From the entries below, gather every line containing the string "Imports".

━━━━

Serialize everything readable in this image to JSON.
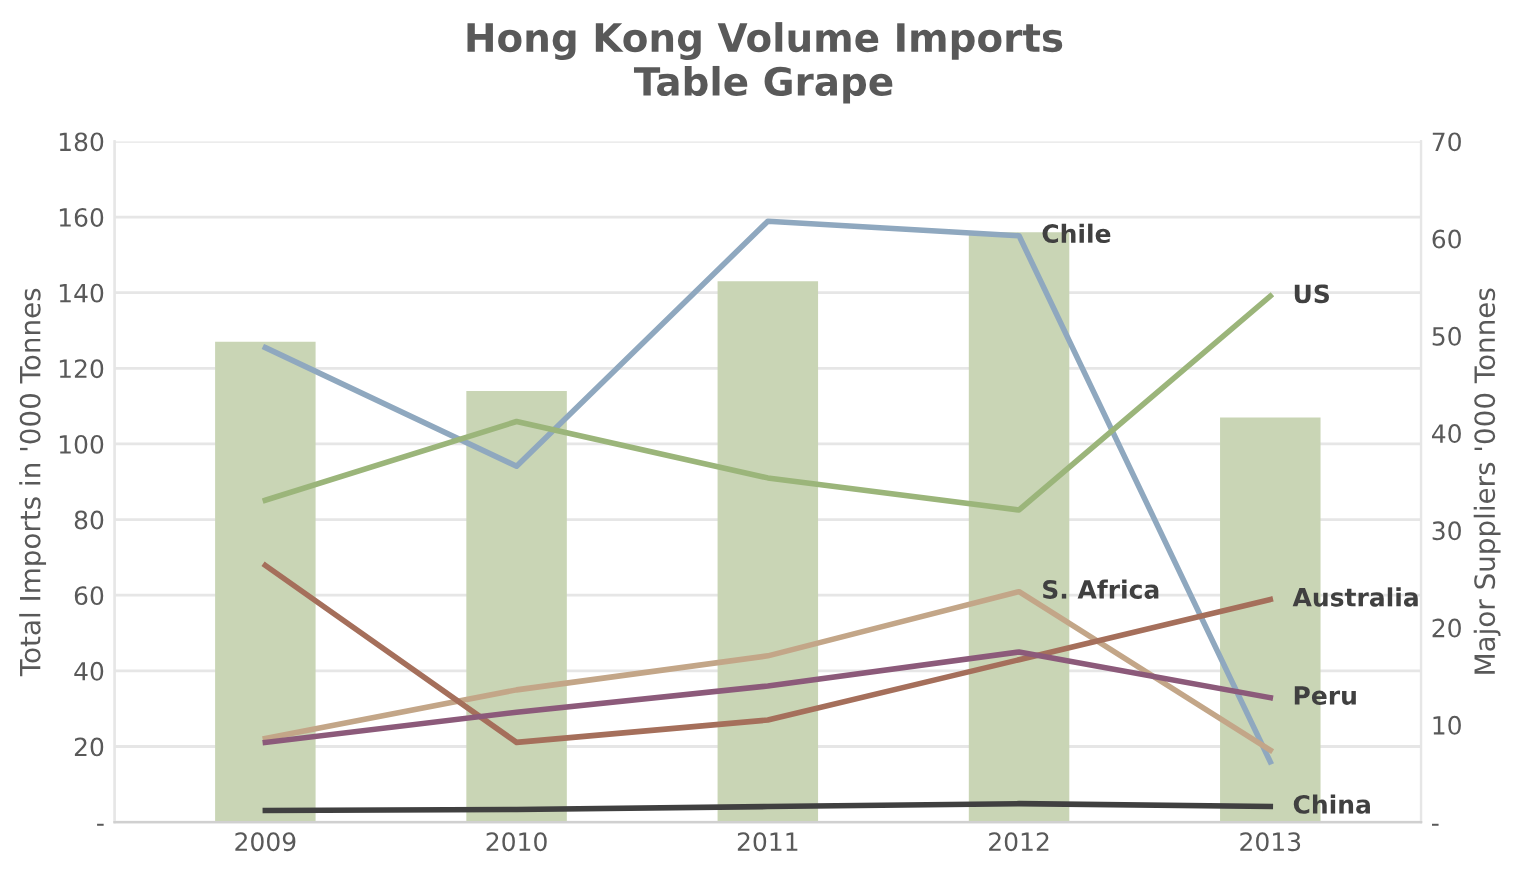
{
  "chart_data": {
    "type": "bar",
    "title": "Hong Kong Volume Imports\nTable Grape",
    "ylabel": "Total Imports in '000 Tonnes",
    "y2label": "Major Suppliers '000 Tonnes",
    "categories": [
      "2009",
      "2010",
      "2011",
      "2012",
      "2013"
    ],
    "ylim": [
      0,
      180
    ],
    "yticks": [
      {
        "value": 0,
        "label": "-"
      },
      20,
      40,
      60,
      80,
      100,
      120,
      140,
      160,
      180
    ],
    "y2lim": [
      0,
      70
    ],
    "y2ticks": [
      {
        "value": 0,
        "label": "-"
      },
      10,
      20,
      30,
      40,
      50,
      60,
      70
    ],
    "grid": "y",
    "legend": false,
    "series": [
      {
        "color": "#c9d5b5",
        "values": [
          127,
          114,
          143,
          156,
          107
        ]
      },
      {
        "type": "line",
        "axis": "y2",
        "name": "Chile",
        "color": "#8fa8bf",
        "values": [
          48.8,
          36.6,
          61.8,
          60.3,
          6.2
        ]
      },
      {
        "type": "line",
        "axis": "y2",
        "name": "US",
        "color": "#9bb57a",
        "values": [
          33.1,
          41.2,
          35.4,
          32.1,
          54.1
        ]
      },
      {
        "type": "line",
        "axis": "y2",
        "name": "S. Africa",
        "color": "#c3a688",
        "values": [
          8.6,
          13.6,
          17.1,
          23.7,
          7.4
        ]
      },
      {
        "type": "line",
        "axis": "y2",
        "name": "Australia",
        "color": "#a56f5b",
        "values": [
          26.4,
          8.2,
          10.5,
          16.7,
          22.9
        ]
      },
      {
        "type": "line",
        "axis": "y2",
        "name": "Peru",
        "color": "#8c5a7a",
        "values": [
          8.2,
          11.3,
          14.0,
          17.5,
          12.8
        ]
      },
      {
        "type": "line",
        "axis": "y2",
        "name": "China",
        "color": "#404040",
        "values": [
          1.2,
          1.3,
          1.6,
          1.9,
          1.6
        ]
      }
    ]
  }
}
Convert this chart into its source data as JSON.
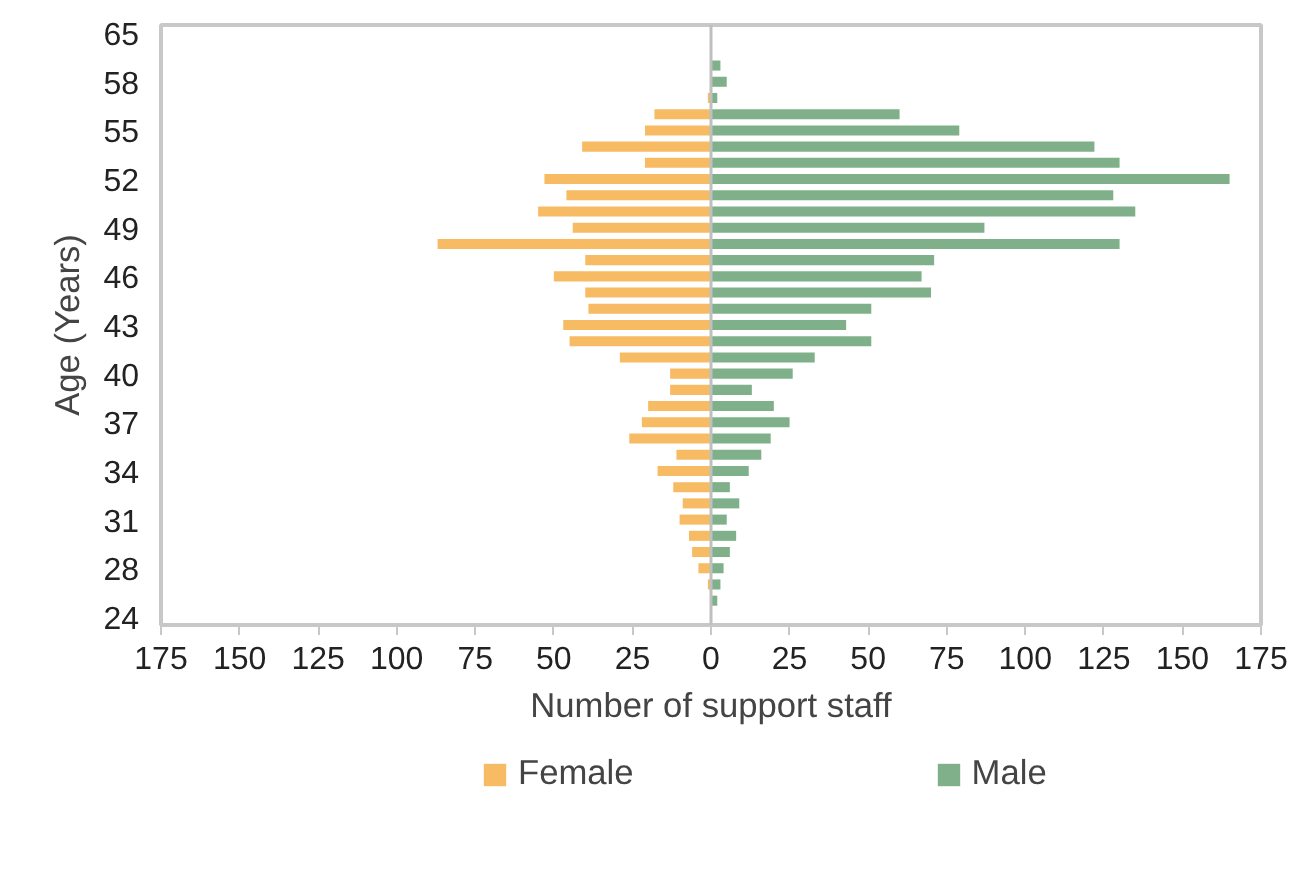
{
  "chart_data": {
    "type": "bar",
    "orientation": "horizontal",
    "xlabel": "Number of support staff",
    "ylabel": "Age (Years)",
    "categories": [
      "65",
      null,
      null,
      "58",
      null,
      null,
      "55",
      null,
      null,
      "52",
      null,
      null,
      "49",
      null,
      null,
      "46",
      null,
      null,
      "43",
      null,
      null,
      "40",
      null,
      null,
      "37",
      null,
      null,
      "34",
      null,
      null,
      "31",
      null,
      null,
      "28",
      null,
      null,
      "24"
    ],
    "xlim": [
      -175,
      175
    ],
    "xticks": [
      {
        "value": -175,
        "label": "175"
      },
      {
        "value": -150,
        "label": "150"
      },
      {
        "value": -125,
        "label": "125"
      },
      {
        "value": -100,
        "label": "100"
      },
      {
        "value": -75,
        "label": "75"
      },
      {
        "value": -50,
        "label": "50"
      },
      {
        "value": -25,
        "label": "25"
      },
      0,
      25,
      50,
      75,
      100,
      125,
      150,
      175
    ],
    "legend": "bottom",
    "stacked": true,
    "series": [
      {
        "name": "Female",
        "color": "#f6bb63",
        "values": [
          0,
          0,
          0,
          0,
          -1,
          -18,
          -21,
          -41,
          -21,
          -53,
          -46,
          -55,
          -44,
          -87,
          -40,
          -50,
          -40,
          -39,
          -47,
          -45,
          -29,
          -13,
          -13,
          -20,
          -22,
          -26,
          -11,
          -17,
          -12,
          -9,
          -10,
          -7,
          -6,
          -4,
          -1,
          0,
          0
        ]
      },
      {
        "name": "Male",
        "color": "#7fb08a",
        "values": [
          0,
          0,
          3,
          5,
          2,
          60,
          79,
          122,
          130,
          165,
          128,
          135,
          87,
          130,
          71,
          67,
          70,
          51,
          43,
          51,
          33,
          26,
          13,
          20,
          25,
          19,
          16,
          12,
          6,
          9,
          5,
          8,
          6,
          4,
          3,
          2,
          0
        ]
      }
    ]
  }
}
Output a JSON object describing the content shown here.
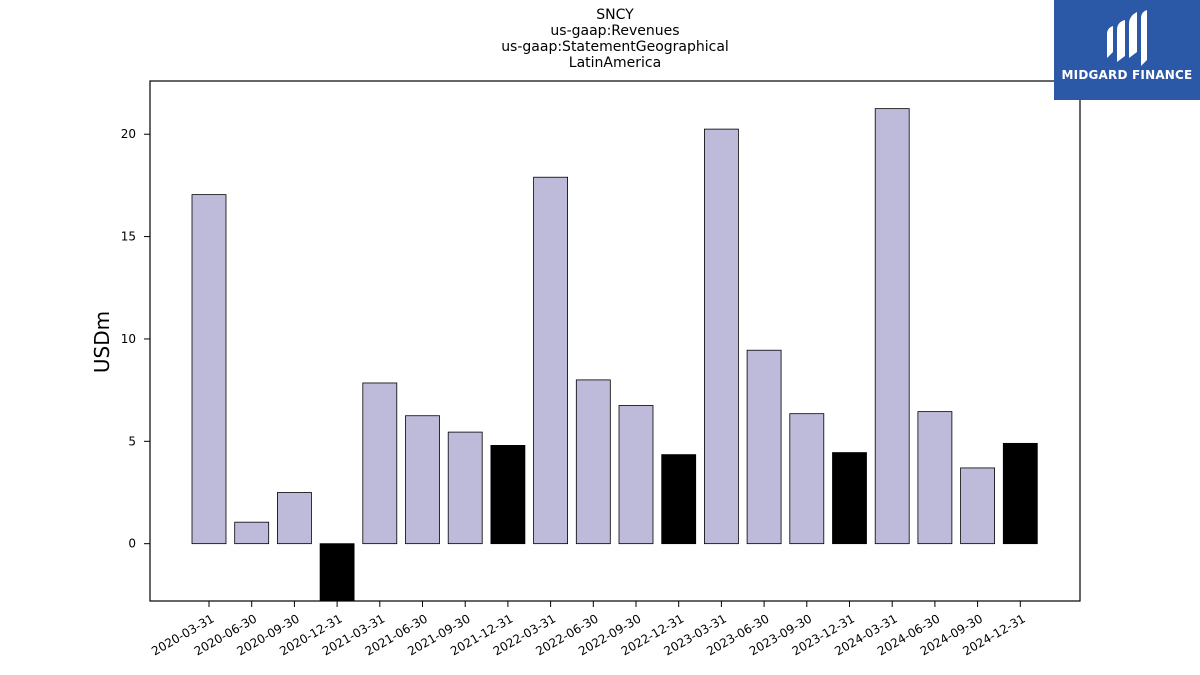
{
  "title_lines": [
    "SNCY",
    "us-gaap:Revenues",
    "us-gaap:StatementGeographical",
    "LatinAmerica"
  ],
  "logo": {
    "text": "MIDGARD FINANCE",
    "color": "#2c58a8",
    "icon": "midgard-logo-icon"
  },
  "colors": {
    "normal_bar": "#bebad9",
    "highlight_bar": "#000000"
  },
  "chart_data": {
    "type": "bar",
    "title": "SNCY us-gaap:Revenues us-gaap:StatementGeographical LatinAmerica",
    "xlabel": "",
    "ylabel": "USDm",
    "ylim": [
      -2.8,
      22.6
    ],
    "yticks": [
      0,
      5,
      10,
      15,
      20
    ],
    "grid": false,
    "legend": "none",
    "categories": [
      "2020-03-31",
      "2020-06-30",
      "2020-09-30",
      "2020-12-31",
      "2021-03-31",
      "2021-06-30",
      "2021-09-30",
      "2021-12-31",
      "2022-03-31",
      "2022-06-30",
      "2022-09-30",
      "2022-12-31",
      "2023-03-31",
      "2023-06-30",
      "2023-09-30",
      "2023-12-31",
      "2024-03-31",
      "2024-06-30",
      "2024-09-30",
      "2024-12-31"
    ],
    "values": [
      17.05,
      1.05,
      2.5,
      -3.2,
      7.85,
      6.25,
      5.45,
      4.8,
      17.9,
      8.0,
      6.75,
      4.35,
      20.25,
      9.45,
      6.35,
      4.45,
      21.25,
      6.45,
      3.7,
      4.9
    ],
    "highlighted": [
      false,
      false,
      false,
      true,
      false,
      false,
      false,
      true,
      false,
      false,
      false,
      true,
      false,
      false,
      false,
      true,
      false,
      false,
      false,
      true
    ]
  }
}
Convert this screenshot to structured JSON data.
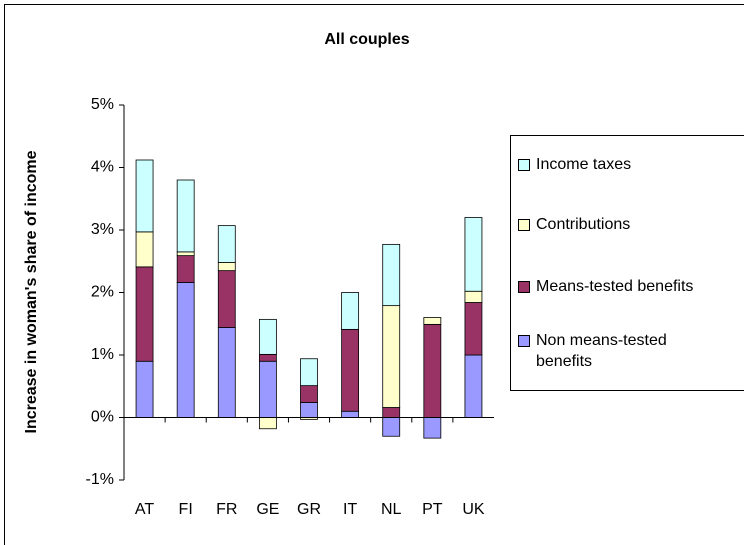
{
  "chart_data": {
    "type": "stacked_bar",
    "title": "All couples",
    "y_label": "Increase in woman's share of income",
    "categories": [
      "AT",
      "FI",
      "FR",
      "GE",
      "GR",
      "IT",
      "NL",
      "PT",
      "UK"
    ],
    "series": [
      {
        "name": "Non means-tested benefits",
        "color": "#9999ff",
        "values": [
          0.9,
          2.16,
          1.44,
          0.9,
          0.24,
          0.1,
          -0.3,
          -0.33,
          1.0
        ]
      },
      {
        "name": "Means-tested benefits",
        "color": "#993366",
        "values": [
          1.51,
          0.43,
          0.91,
          0.11,
          0.27,
          1.31,
          0.16,
          1.49,
          0.84
        ]
      },
      {
        "name": "Contributions",
        "color": "#ffffcc",
        "values": [
          0.56,
          0.06,
          0.13,
          -0.18,
          -0.03,
          0,
          1.63,
          0.11,
          0.18
        ]
      },
      {
        "name": "Income taxes",
        "color": "#ccffff",
        "values": [
          1.15,
          1.15,
          0.59,
          0.56,
          0.43,
          0.59,
          0.98,
          0,
          1.18
        ]
      }
    ],
    "ylim": [
      -1,
      5
    ],
    "yticks": [
      {
        "value": -1,
        "label": "-1%"
      },
      {
        "value": 0,
        "label": "0%"
      },
      {
        "value": 1,
        "label": "1%"
      },
      {
        "value": 2,
        "label": "2%"
      },
      {
        "value": 3,
        "label": "3%"
      },
      {
        "value": 4,
        "label": "4%"
      },
      {
        "value": 5,
        "label": "5%"
      }
    ],
    "grid": false,
    "legend": "right"
  }
}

━━━━

■ **Worked solution**
    "title": "Hong Kong Volume Imports\nTable Grape",
    "ylabel": "Total Imports in '000 Tonnes",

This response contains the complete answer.